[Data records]

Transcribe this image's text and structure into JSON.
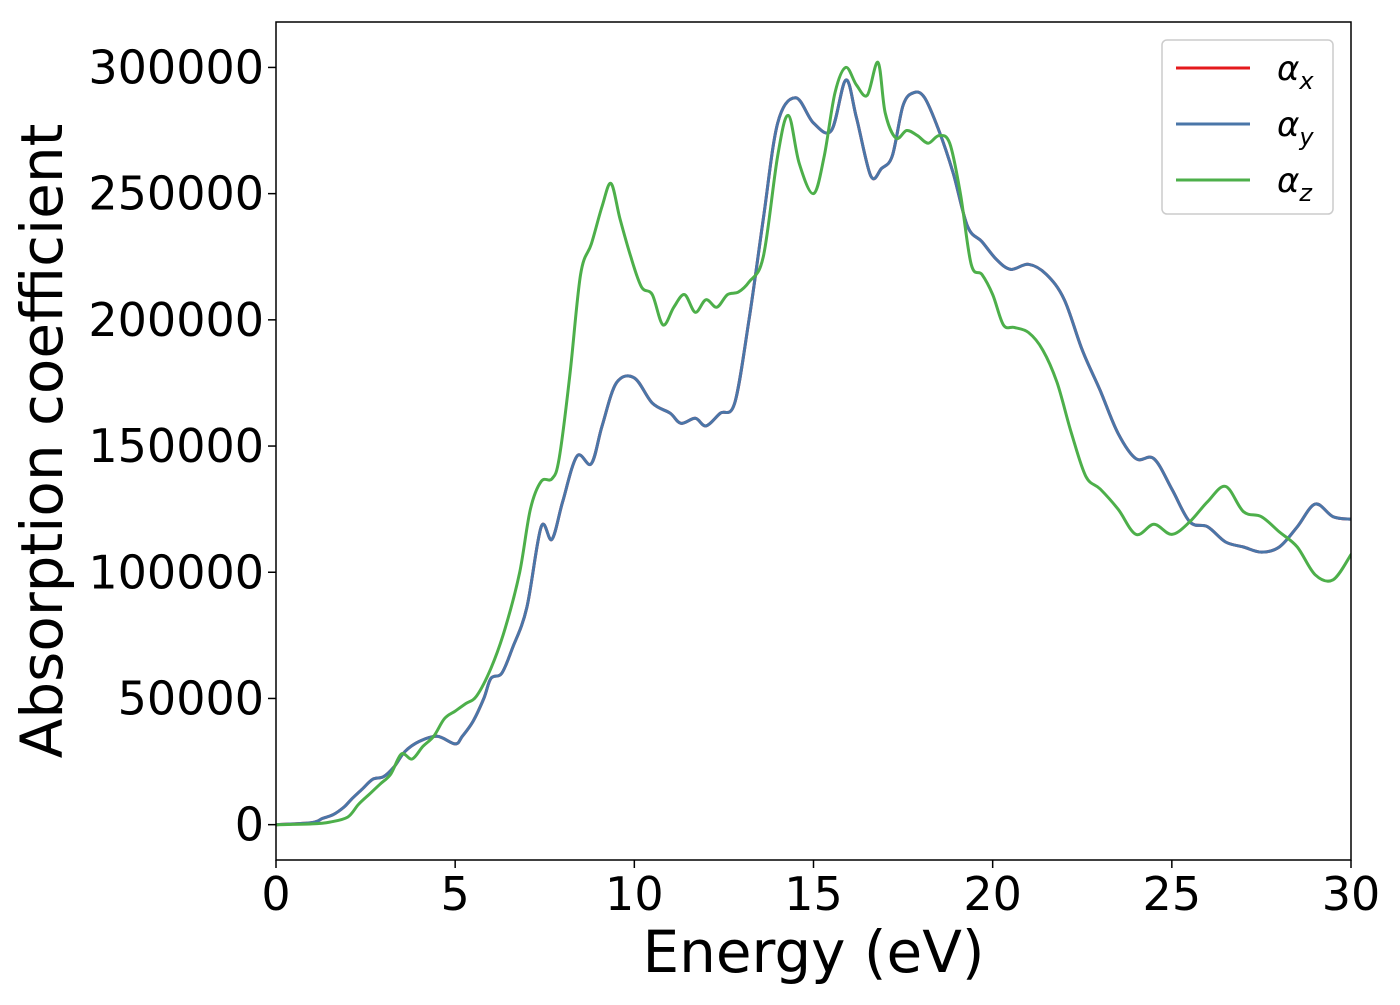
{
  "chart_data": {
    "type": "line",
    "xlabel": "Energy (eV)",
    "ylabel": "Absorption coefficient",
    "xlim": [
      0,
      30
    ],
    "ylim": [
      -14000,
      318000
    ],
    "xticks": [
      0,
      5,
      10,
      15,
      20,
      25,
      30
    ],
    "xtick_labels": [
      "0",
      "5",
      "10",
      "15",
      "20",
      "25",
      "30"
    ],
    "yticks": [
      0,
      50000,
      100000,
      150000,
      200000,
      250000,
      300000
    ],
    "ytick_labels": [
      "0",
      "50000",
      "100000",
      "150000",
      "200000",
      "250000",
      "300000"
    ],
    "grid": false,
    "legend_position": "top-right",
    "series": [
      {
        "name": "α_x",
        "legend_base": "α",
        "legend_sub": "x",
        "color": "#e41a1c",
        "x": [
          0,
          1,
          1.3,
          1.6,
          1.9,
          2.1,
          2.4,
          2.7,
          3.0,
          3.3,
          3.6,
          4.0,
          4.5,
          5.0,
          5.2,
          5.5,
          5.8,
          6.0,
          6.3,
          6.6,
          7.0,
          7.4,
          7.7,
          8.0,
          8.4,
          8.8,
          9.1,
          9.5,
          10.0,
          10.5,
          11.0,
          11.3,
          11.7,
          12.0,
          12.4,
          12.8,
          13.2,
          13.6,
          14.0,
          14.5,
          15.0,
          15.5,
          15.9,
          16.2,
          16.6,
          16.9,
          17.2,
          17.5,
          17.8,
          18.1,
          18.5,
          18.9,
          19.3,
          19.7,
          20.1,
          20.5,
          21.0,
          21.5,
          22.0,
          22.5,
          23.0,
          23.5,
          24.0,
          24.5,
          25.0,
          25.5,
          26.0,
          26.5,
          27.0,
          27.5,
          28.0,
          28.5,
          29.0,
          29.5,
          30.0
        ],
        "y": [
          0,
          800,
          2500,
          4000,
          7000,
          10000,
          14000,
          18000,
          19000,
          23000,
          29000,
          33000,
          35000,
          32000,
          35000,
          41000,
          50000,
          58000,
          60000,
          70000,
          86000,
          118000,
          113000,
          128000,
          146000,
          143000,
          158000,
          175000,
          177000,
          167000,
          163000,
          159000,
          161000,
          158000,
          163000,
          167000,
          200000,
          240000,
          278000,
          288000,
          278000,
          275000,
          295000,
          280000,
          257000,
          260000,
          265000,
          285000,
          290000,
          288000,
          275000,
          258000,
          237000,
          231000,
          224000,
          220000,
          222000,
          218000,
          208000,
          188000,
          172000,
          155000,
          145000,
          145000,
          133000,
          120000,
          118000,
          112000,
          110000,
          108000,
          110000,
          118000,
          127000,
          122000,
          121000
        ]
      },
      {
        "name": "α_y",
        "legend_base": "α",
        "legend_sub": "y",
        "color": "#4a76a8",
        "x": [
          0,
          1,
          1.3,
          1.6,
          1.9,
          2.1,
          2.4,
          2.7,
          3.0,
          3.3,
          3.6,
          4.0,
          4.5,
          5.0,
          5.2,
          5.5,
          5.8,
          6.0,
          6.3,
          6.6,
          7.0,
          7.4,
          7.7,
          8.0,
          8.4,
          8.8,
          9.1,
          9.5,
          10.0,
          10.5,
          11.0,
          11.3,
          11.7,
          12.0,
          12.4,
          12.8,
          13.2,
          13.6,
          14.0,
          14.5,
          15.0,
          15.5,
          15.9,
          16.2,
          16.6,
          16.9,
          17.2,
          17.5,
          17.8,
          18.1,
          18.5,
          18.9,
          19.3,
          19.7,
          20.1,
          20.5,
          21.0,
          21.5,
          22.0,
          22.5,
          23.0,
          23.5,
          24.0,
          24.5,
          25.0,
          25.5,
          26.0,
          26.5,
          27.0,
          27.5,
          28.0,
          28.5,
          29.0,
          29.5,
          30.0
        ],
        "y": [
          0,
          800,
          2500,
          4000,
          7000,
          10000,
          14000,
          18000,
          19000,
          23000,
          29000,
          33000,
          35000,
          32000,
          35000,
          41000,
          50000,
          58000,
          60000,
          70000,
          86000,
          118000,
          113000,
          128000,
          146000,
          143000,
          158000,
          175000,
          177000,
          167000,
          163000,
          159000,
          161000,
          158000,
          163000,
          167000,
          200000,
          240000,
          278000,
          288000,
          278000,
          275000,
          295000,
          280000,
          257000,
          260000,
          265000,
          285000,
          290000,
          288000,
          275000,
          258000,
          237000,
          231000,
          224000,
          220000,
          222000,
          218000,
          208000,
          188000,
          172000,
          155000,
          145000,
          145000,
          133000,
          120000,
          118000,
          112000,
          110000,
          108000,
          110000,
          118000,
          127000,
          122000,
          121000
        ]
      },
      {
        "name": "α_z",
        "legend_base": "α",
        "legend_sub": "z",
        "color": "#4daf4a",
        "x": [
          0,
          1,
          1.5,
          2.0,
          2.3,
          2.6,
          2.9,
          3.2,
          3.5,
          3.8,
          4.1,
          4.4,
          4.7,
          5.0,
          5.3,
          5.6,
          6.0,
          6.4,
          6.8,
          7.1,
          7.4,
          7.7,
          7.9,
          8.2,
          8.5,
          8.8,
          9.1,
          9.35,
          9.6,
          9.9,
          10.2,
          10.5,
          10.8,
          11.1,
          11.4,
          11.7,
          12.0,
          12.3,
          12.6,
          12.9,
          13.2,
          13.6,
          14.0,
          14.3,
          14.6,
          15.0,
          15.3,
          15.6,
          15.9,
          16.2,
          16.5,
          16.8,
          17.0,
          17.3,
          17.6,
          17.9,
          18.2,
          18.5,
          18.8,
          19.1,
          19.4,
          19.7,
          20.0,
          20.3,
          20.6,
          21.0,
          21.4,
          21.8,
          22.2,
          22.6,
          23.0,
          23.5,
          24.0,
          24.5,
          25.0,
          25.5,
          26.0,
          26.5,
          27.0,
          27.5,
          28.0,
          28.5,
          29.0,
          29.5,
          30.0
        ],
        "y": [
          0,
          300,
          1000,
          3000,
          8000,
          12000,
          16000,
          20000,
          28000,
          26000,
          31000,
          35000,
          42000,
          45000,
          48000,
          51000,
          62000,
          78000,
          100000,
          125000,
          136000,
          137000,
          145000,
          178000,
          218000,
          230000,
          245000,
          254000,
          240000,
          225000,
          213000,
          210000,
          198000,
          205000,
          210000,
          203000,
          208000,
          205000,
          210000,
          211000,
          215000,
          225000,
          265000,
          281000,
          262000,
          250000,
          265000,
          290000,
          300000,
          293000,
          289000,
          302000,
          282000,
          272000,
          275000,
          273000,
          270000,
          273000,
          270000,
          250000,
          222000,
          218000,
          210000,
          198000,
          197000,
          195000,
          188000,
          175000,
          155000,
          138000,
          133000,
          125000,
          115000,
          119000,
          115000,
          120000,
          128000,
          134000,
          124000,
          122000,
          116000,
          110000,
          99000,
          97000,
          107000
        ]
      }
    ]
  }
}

_What to work on_
Show every line from the entries above in which "color" appears.

_The output_
        "color": "#e41a1c",
        "color": "#4a76a8",
        "color": "#4daf4a",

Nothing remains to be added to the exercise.